● Task goal
Transcribe all records exactly.

● Recorded information

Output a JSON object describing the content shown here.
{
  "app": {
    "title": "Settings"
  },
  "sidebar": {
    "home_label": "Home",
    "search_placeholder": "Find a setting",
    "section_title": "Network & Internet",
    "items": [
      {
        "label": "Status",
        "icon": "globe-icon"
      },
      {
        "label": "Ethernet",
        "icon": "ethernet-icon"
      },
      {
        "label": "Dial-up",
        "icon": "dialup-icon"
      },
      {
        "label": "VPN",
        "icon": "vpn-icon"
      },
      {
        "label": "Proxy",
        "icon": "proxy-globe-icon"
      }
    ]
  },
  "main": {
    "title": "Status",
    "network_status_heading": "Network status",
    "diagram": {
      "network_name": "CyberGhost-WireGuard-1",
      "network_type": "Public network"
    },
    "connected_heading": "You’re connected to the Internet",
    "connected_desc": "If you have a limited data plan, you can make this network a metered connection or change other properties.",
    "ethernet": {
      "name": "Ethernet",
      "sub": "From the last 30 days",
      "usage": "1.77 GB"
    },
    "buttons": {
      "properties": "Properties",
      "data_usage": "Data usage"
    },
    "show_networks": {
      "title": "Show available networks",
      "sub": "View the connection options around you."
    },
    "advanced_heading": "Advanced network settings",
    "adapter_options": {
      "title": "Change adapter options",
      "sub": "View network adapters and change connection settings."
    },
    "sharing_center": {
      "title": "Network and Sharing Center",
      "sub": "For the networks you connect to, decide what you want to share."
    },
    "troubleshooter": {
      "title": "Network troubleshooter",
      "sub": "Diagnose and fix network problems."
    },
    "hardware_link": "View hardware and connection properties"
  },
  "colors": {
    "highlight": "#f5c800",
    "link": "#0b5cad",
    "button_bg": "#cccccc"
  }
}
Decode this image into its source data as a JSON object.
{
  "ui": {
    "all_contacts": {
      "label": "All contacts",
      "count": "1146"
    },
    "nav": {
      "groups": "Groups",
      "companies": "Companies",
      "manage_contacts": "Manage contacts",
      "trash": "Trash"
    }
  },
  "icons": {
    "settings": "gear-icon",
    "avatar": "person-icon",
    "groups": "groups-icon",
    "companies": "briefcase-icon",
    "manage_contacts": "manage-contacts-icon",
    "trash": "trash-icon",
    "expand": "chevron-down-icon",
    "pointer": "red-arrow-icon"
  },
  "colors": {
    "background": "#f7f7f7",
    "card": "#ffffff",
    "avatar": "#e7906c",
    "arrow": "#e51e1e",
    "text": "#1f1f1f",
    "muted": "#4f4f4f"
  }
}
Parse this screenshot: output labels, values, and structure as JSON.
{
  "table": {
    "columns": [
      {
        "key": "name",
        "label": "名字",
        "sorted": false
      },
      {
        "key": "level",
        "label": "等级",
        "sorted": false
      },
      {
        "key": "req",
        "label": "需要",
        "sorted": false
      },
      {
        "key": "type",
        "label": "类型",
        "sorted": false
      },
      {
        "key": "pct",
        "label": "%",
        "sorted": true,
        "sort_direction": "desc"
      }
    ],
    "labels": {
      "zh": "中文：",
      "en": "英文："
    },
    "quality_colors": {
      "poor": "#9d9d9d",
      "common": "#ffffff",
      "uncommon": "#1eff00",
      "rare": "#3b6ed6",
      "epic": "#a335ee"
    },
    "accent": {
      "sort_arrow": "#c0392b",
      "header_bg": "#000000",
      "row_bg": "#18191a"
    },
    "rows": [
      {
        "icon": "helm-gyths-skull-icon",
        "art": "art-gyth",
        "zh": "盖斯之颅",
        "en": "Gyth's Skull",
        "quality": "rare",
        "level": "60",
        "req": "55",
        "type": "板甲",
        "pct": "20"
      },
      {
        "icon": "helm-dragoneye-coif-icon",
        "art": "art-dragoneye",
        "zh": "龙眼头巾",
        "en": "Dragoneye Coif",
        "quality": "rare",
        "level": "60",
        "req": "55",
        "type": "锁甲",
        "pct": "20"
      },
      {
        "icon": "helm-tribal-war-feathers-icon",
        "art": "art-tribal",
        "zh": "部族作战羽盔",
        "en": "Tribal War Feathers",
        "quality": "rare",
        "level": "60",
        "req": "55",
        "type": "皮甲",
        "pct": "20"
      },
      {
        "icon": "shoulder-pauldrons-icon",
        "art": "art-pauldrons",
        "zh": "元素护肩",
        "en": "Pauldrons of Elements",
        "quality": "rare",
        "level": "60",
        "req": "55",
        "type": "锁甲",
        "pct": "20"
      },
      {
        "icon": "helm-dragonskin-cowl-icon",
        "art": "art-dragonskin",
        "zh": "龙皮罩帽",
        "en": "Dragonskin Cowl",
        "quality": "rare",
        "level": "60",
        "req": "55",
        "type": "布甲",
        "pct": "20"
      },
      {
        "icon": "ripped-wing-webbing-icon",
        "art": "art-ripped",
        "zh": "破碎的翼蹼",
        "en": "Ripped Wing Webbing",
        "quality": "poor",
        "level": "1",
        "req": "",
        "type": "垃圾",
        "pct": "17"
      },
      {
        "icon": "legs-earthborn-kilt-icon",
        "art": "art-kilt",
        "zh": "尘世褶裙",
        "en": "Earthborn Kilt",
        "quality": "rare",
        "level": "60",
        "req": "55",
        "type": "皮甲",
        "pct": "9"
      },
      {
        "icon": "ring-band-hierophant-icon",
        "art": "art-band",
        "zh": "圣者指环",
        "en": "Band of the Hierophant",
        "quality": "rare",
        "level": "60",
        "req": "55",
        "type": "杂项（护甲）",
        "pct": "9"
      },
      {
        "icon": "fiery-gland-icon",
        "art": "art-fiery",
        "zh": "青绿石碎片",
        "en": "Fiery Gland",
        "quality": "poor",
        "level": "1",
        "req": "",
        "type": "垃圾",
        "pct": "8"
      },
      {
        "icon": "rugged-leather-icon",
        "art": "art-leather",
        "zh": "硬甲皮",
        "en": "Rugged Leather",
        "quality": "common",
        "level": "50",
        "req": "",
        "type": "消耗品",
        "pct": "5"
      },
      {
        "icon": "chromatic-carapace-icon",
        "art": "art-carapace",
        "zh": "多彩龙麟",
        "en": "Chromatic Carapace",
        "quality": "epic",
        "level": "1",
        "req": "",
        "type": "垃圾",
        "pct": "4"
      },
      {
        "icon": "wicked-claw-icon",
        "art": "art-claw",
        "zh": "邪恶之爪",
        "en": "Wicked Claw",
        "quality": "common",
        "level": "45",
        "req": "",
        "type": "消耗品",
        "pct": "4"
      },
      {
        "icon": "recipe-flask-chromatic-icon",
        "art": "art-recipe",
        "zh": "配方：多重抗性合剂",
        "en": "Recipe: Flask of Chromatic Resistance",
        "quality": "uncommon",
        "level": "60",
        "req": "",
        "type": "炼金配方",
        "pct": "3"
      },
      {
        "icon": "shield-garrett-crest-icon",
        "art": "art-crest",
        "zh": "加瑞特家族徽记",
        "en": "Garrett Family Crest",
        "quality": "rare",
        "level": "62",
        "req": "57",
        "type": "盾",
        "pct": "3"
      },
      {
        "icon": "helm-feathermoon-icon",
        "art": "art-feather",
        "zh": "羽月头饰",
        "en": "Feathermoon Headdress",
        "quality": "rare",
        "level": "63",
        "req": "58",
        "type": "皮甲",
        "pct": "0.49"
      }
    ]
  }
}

● Solution below
Output a JSON object describing the content shown here.
{
  "app": {
    "title": "Settings"
  },
  "sidebar": {
    "home_label": "Home",
    "search_placeholder": "Find a setting",
    "section_title": "Network & Internet",
    "items": [
      {
        "label": "Status",
        "icon": "globe-icon"
      },
      {
        "label": "Ethernet",
        "icon": "ethernet-icon"
      },
      {
        "label": "Dial-up",
        "icon": "dialup-icon"
      },
      {
        "label": "VPN",
        "icon": "vpn-icon"
      },
      {
        "label": "Proxy",
        "icon": "proxy-globe-icon"
      }
    ]
  },
  "main": {
    "title": "Status",
    "network_status_heading": "Network status",
    "diagram": {
      "network_name": "CyberGhost-WireGuard-1",
      "network_type": "Public network"
    },
    "connected_heading": "You’re connected to the Internet",
    "connected_desc": "If you have a limited data plan, you can make this network a metered connection or change other properties.",
    "ethernet": {
      "name": "Ethernet",
      "sub": "From the last 30 days",
      "usage": "1.77 GB"
    },
    "buttons": {
      "properties": "Properties",
      "data_usage": "Data usage"
    },
    "show_networks": {
      "title": "Show available networks",
      "sub": "View the connection options around you."
    },
    "advanced_heading": "Advanced network settings",
    "adapter_options": {
      "title": "Change adapter options",
      "sub": "View network adapters and change connection settings."
    },
    "sharing_center": {
      "title": "Network and Sharing Center",
      "sub": "For the networks you connect to, decide what you want to share."
    },
    "troubleshooter": {
      "title": "Network troubleshooter",
      "sub": "Diagnose and fix network problems."
    },
    "hardware_link": "View hardware and connection properties"
  },
  "colors": {
    "highlight": "#f5c800",
    "link": "#0b5cad",
    "button_bg": "#cccccc"
  }
}
Decode this image into its source data as a JSON object.
{
  "ui": {
    "all_contacts": {
      "label": "All contacts",
      "count": "1146"
    },
    "nav": {
      "groups": "Groups",
      "companies": "Companies",
      "manage_contacts": "Manage contacts",
      "trash": "Trash"
    }
  },
  "icons": {
    "settings": "gear-icon",
    "avatar": "person-icon",
    "groups": "groups-icon",
    "companies": "briefcase-icon",
    "manage_contacts": "manage-contacts-icon",
    "trash": "trash-icon",
    "expand": "chevron-down-icon",
    "pointer": "red-arrow-icon"
  },
  "colors": {
    "background": "#f7f7f7",
    "card": "#ffffff",
    "avatar": "#e7906c",
    "arrow": "#e51e1e",
    "text": "#1f1f1f",
    "muted": "#4f4f4f"
  }
}
Parse this screenshot: output labels, values, and structure as JSON.
{
  "table": {
    "columns": [
      {
        "key": "name",
        "label": "名字",
        "sorted": false
      },
      {
        "key": "level",
        "label": "等级",
        "sorted": false
      },
      {
        "key": "req",
        "label": "需要",
        "sorted": false
      },
      {
        "key": "type",
        "label": "类型",
        "sorted": false
      },
      {
        "key": "pct",
        "label": "%",
        "sorted": true,
        "sort_direction": "desc"
      }
    ],
    "labels": {
      "zh": "中文：",
      "en": "英文："
    },
    "quality_colors": {
      "poor": "#9d9d9d",
      "common": "#ffffff",
      "uncommon": "#1eff00",
      "rare": "#3b6ed6",
      "epic": "#a335ee"
    },
    "accent": {
      "sort_arrow": "#c0392b",
      "header_bg": "#000000",
      "row_bg": "#18191a"
    },
    "rows": [
      {
        "icon": "helm-gyths-skull-icon",
        "art": "art-gyth",
        "zh": "盖斯之颅",
        "en": "Gyth's Skull",
        "quality": "rare",
        "level": "60",
        "req": "55",
        "type": "板甲",
        "pct": "20"
      },
      {
        "icon": "helm-dragoneye-coif-icon",
        "art": "art-dragoneye",
        "zh": "龙眼头巾",
        "en": "Dragoneye Coif",
        "quality": "rare",
        "level": "60",
        "req": "55",
        "type": "锁甲",
        "pct": "20"
      },
      {
        "icon": "helm-tribal-war-feathers-icon",
        "art": "art-tribal",
        "zh": "部族作战羽盔",
        "en": "Tribal War Feathers",
        "quality": "rare",
        "level": "60",
        "req": "55",
        "type": "皮甲",
        "pct": "20"
      },
      {
        "icon": "shoulder-pauldrons-icon",
        "art": "art-pauldrons",
        "zh": "元素护肩",
        "en": "Pauldrons of Elements",
        "quality": "rare",
        "level": "60",
        "req": "55",
        "type": "锁甲",
        "pct": "20"
      },
      {
        "icon": "helm-dragonskin-cowl-icon",
        "art": "art-dragonskin",
        "zh": "龙皮罩帽",
        "en": "Dragonskin Cowl",
        "quality": "rare",
        "level": "60",
        "req": "55",
        "type": "布甲",
        "pct": "20"
      },
      {
        "icon": "ripped-wing-webbing-icon",
        "art": "art-ripped",
        "zh": "破碎的翼蹼",
        "en": "Ripped Wing Webbing",
        "quality": "poor",
        "level": "1",
        "req": "",
        "type": "垃圾",
        "pct": "17"
      },
      {
        "icon": "legs-earthborn-kilt-icon",
        "art": "art-kilt",
        "zh": "尘世褶裙",
        "en": "Earthborn Kilt",
        "quality": "rare",
        "level": "60",
        "req": "55",
        "type": "皮甲",
        "pct": "9"
      },
      {
        "icon": "ring-band-hierophant-icon",
        "art": "art-band",
        "zh": "圣者指环",
        "en": "Band of the Hierophant",
        "quality": "rare",
        "level": "60",
        "req": "55",
        "type": "杂项（护甲）",
        "pct": "9"
      },
      {
        "icon": "fiery-gland-icon",
        "art": "art-fiery",
        "zh": "青绿石碎片",
        "en": "Fiery Gland",
        "quality": "poor",
        "level": "1",
        "req": "",
        "type": "垃圾",
        "pct": "8"
      },
      {
        "icon": "rugged-leather-icon",
        "art": "art-leather",
        "zh": "硬甲皮",
        "en": "Rugged Leather",
        "quality": "common",
        "level": "50",
        "req": "",
        "type": "消耗品",
        "pct": "5"
      },
      {
        "icon": "chromatic-carapace-icon",
        "art": "art-carapace",
        "zh": "多彩龙麟",
        "en": "Chromatic Carapace",
        "quality": "epic",
        "level": "1",
        "req": "",
        "type": "垃圾",
        "pct": "4"
      },
      {
        "icon": "wicked-claw-icon",
        "art": "art-claw",
        "zh": "邪恶之爪",
        "en": "Wicked Claw",
        "quality": "common",
        "level": "45",
        "req": "",
        "type": "消耗品",
        "pct": "4"
      },
      {
        "icon": "recipe-flask-chromatic-icon",
        "art": "art-recipe",
        "zh": "配方：多重抗性合剂",
        "en": "Recipe: Flask of Chromatic Resistance",
        "quality": "uncommon",
        "level": "60",
        "req": "",
        "type": "炼金配方",
        "pct": "3"
      },
      {
        "icon": "shield-garrett-crest-icon",
        "art": "art-crest",
        "zh": "加瑞特家族徽记",
        "en": "Garrett Family Crest",
        "quality": "rare",
        "level": "62",
        "req": "57",
        "type": "盾",
        "pct": "3"
      },
      {
        "icon": "helm-feathermoon-icon",
        "art": "art-feather",
        "zh": "羽月头饰",
        "en": "Feathermoon Headdress",
        "quality": "rare",
        "level": "63",
        "req": "58",
        "type": "皮甲",
        "pct": "0.49"
      }
    ]
  }
}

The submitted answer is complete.